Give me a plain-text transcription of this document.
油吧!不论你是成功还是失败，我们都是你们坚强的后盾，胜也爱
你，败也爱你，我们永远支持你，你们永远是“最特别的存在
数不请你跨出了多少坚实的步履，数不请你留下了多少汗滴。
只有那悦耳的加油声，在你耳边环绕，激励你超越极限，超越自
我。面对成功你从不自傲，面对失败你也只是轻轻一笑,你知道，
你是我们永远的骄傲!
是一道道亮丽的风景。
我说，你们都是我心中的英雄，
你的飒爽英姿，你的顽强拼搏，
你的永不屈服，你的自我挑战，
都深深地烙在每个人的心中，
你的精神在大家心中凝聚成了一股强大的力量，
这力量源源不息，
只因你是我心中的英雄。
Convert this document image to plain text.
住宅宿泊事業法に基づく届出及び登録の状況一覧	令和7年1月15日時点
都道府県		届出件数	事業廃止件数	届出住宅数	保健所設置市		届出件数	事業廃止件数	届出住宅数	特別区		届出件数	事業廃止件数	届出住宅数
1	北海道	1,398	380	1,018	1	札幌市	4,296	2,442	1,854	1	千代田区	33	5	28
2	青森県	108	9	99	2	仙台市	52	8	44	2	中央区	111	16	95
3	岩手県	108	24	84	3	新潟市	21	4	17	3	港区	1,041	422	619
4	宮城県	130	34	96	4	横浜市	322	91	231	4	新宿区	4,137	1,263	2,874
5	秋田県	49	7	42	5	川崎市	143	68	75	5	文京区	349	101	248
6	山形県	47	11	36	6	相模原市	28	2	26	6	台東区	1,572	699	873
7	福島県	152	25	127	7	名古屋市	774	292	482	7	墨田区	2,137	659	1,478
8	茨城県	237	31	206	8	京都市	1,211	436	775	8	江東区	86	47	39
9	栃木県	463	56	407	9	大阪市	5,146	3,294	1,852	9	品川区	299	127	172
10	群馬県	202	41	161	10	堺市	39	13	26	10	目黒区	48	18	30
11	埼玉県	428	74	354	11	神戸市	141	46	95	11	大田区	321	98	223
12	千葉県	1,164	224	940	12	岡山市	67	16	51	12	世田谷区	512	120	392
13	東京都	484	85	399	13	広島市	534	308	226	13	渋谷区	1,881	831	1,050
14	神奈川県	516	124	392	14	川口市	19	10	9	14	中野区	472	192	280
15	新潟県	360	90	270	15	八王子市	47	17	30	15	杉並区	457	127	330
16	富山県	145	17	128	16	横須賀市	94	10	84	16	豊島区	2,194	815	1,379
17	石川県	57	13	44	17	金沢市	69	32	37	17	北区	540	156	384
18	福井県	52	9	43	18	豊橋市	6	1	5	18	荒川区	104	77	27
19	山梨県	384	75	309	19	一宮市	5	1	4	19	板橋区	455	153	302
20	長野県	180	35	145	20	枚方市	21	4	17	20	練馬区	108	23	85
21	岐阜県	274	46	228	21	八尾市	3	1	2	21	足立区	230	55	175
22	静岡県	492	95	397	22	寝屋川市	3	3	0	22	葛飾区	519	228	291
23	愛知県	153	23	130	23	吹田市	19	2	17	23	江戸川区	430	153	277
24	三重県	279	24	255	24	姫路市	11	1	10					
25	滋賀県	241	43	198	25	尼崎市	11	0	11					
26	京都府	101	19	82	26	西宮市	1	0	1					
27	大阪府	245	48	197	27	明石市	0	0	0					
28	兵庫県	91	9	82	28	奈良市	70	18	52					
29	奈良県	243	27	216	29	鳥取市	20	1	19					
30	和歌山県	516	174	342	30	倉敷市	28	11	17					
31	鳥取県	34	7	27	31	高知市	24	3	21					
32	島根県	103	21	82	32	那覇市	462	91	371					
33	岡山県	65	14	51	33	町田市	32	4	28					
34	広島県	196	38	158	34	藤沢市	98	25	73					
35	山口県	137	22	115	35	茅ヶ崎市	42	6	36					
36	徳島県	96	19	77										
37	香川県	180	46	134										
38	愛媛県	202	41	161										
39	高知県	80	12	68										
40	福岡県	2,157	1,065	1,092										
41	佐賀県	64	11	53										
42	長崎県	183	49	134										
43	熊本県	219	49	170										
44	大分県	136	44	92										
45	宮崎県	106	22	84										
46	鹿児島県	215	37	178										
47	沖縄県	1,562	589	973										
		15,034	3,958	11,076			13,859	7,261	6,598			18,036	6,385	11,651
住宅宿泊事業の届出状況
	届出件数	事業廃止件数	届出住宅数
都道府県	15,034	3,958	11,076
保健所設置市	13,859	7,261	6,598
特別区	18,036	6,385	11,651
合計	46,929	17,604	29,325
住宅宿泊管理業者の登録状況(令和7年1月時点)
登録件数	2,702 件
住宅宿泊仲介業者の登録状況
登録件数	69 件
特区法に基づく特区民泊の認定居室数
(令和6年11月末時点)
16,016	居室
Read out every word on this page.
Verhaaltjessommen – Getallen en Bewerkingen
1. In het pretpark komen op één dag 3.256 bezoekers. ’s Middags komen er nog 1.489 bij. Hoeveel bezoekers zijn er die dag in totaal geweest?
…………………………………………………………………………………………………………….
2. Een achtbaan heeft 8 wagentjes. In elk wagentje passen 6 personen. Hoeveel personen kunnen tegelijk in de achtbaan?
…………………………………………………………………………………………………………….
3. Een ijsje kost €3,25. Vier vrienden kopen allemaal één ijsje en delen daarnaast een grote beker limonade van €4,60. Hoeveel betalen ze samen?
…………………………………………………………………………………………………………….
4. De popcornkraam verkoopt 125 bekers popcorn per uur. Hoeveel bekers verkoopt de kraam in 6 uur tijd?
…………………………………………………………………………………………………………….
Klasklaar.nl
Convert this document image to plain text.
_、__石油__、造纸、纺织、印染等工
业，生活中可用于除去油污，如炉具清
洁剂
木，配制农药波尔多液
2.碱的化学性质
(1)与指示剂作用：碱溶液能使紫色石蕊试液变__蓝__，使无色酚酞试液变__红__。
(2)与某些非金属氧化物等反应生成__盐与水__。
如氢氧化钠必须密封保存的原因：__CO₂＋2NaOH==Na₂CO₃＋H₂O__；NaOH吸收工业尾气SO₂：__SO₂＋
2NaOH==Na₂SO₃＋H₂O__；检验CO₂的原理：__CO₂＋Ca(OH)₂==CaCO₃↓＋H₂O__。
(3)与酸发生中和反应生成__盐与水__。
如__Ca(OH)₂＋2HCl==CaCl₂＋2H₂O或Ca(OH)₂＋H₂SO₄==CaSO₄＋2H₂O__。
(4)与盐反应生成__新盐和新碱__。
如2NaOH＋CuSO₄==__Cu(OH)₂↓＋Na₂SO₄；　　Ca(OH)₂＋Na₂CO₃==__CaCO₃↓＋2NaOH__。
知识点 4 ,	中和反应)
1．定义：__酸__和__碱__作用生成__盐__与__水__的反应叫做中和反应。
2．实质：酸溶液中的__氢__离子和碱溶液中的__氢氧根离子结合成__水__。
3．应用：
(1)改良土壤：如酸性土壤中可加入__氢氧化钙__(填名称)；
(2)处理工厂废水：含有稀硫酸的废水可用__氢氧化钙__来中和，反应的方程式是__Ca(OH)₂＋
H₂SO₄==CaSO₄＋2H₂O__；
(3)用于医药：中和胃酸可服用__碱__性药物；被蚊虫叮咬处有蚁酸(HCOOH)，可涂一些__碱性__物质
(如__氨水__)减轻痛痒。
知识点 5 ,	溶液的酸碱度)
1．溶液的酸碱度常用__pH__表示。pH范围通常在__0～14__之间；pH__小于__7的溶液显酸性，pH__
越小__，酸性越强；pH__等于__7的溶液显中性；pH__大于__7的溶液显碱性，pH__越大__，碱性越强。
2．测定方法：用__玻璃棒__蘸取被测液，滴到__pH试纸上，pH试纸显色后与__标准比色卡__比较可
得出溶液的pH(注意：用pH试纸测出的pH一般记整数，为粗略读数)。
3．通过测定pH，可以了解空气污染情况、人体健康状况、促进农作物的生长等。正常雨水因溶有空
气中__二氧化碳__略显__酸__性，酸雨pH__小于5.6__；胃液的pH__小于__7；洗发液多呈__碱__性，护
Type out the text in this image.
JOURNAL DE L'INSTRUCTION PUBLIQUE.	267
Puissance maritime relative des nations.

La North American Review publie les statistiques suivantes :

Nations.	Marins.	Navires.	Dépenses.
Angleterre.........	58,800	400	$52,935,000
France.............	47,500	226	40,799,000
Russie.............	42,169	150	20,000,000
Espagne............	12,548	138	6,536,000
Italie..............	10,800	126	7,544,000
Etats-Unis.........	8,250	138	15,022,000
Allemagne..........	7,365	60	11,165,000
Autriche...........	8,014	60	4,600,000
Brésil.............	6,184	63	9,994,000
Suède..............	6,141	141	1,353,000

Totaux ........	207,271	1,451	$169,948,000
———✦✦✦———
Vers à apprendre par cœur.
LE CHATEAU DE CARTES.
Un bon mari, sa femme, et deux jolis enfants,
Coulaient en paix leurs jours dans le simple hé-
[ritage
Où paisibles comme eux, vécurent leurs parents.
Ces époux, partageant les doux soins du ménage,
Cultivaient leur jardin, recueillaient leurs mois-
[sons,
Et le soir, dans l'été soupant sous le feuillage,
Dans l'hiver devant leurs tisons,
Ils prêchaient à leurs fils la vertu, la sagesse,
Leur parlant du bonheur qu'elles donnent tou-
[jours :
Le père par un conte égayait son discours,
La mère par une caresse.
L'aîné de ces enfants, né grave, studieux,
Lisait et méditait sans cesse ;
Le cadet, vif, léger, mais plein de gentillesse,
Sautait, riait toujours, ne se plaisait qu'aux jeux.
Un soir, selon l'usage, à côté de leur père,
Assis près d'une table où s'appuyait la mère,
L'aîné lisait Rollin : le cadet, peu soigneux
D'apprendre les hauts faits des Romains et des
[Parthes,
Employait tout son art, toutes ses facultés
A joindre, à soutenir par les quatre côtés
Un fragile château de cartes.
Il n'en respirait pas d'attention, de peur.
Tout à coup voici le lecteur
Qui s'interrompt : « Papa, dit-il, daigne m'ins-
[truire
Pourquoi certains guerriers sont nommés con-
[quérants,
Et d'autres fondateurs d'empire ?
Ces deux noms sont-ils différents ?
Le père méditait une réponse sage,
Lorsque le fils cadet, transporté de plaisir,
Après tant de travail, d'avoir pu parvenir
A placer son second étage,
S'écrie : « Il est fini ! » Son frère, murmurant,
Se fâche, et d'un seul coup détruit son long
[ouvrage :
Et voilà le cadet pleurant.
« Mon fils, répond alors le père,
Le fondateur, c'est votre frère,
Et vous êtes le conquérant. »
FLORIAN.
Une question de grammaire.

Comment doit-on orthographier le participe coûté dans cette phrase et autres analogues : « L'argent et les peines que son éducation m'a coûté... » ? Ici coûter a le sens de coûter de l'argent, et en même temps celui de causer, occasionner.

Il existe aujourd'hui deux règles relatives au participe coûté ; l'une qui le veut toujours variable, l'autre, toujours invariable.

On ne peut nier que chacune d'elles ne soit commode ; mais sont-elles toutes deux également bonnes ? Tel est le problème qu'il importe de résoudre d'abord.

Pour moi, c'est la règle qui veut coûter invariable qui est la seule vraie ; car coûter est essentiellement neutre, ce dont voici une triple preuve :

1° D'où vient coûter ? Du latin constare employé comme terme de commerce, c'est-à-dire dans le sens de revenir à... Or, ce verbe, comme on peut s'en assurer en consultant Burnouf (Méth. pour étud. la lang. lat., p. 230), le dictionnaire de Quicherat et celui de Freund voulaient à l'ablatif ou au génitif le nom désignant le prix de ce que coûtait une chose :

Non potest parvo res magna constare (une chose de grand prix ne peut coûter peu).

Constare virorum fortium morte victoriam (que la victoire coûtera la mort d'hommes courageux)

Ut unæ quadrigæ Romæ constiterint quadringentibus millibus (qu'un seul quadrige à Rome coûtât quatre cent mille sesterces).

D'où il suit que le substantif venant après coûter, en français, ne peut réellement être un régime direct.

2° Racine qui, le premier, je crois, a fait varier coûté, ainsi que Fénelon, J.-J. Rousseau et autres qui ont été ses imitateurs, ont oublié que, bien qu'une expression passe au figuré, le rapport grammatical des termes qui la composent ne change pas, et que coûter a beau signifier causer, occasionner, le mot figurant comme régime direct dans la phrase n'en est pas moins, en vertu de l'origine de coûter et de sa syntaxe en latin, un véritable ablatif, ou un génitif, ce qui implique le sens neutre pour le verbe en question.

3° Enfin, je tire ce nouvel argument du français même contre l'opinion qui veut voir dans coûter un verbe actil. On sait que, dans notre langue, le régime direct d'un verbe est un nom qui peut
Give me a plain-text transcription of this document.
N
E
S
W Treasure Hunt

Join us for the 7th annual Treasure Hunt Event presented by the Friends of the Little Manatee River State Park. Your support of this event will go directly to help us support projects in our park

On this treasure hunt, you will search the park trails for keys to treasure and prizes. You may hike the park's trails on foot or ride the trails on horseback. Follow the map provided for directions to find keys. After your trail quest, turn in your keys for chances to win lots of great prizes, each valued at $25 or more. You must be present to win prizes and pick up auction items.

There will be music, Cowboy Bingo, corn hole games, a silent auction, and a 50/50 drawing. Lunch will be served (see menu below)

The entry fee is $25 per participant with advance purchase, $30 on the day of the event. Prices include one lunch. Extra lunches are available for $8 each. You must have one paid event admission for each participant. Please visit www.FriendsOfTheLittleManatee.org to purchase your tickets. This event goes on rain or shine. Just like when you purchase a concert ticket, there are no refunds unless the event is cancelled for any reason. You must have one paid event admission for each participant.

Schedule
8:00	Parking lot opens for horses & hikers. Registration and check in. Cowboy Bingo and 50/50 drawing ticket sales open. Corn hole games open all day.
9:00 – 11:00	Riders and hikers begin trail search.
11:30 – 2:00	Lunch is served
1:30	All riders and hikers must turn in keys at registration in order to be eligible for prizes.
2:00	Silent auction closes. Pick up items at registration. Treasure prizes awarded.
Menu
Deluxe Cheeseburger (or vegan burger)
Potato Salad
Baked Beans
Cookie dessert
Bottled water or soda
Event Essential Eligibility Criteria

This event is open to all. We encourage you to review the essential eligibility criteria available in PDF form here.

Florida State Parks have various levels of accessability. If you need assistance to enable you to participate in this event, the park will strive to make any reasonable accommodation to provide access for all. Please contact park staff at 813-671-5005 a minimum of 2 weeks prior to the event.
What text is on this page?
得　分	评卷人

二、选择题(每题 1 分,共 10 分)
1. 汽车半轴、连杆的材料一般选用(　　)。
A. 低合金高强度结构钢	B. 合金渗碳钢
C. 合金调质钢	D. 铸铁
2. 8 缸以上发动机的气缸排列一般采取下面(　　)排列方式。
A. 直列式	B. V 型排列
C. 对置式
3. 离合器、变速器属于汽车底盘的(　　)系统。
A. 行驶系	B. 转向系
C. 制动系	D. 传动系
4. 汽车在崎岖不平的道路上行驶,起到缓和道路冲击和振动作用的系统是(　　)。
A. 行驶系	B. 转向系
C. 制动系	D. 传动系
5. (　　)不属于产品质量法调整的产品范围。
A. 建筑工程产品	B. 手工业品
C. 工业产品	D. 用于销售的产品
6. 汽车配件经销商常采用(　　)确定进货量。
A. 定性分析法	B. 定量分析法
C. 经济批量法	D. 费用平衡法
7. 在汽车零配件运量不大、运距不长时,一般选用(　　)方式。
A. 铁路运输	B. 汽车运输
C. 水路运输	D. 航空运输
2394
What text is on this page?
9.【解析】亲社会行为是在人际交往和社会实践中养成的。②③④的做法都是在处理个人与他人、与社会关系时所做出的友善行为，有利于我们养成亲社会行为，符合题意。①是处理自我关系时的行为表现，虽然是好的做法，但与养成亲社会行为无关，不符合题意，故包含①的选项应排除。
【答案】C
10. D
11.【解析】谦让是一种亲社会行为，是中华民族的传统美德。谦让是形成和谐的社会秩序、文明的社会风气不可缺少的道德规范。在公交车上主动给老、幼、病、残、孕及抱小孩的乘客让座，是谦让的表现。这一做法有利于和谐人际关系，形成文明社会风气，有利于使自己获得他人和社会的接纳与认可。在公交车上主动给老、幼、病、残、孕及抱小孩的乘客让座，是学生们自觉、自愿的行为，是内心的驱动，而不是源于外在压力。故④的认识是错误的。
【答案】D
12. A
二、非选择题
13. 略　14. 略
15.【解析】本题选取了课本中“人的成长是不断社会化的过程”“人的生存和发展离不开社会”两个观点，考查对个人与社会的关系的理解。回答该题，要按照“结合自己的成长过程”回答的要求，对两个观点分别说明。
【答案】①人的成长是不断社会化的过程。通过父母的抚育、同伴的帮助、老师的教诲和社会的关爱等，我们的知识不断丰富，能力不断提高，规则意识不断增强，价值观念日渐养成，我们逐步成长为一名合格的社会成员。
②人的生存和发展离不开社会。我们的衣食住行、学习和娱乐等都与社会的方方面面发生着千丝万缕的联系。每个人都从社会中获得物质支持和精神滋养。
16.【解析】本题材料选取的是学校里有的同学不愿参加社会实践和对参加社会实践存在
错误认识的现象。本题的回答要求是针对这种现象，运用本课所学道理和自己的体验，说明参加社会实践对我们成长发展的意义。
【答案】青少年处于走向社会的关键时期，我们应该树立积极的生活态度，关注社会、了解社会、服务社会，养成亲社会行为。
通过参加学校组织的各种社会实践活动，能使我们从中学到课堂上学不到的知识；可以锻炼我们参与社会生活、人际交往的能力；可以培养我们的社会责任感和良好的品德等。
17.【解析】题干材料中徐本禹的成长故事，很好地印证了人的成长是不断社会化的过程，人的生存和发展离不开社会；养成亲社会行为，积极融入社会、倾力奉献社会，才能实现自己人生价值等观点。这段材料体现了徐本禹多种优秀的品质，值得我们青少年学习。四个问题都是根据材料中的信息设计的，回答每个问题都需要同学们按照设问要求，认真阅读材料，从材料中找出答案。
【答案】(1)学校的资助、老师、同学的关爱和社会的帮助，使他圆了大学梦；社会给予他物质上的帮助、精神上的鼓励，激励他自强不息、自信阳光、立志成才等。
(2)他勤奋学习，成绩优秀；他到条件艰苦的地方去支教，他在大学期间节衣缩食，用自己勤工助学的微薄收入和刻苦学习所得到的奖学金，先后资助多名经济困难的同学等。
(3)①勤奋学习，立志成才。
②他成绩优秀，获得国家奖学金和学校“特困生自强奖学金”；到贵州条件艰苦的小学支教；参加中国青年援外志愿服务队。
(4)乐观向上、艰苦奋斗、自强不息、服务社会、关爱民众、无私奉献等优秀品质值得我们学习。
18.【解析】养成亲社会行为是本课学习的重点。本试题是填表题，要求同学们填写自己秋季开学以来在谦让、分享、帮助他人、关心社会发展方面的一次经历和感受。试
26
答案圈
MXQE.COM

▶ _WHAT TO DO_:
Gather every line from the entries above where the word "hikers" appears, and copy them.

▶ _ANSWER_:
8:00	Parking lot opens for horses & hikers. Registration and check in. Cowboy Bingo and 50/50 drawing ticket sales open. Corn hole games open all day.
9:00 – 11:00	Riders and hikers begin trail search.
1:30	All riders and hikers must turn in keys at registration in order to be eligible for prizes.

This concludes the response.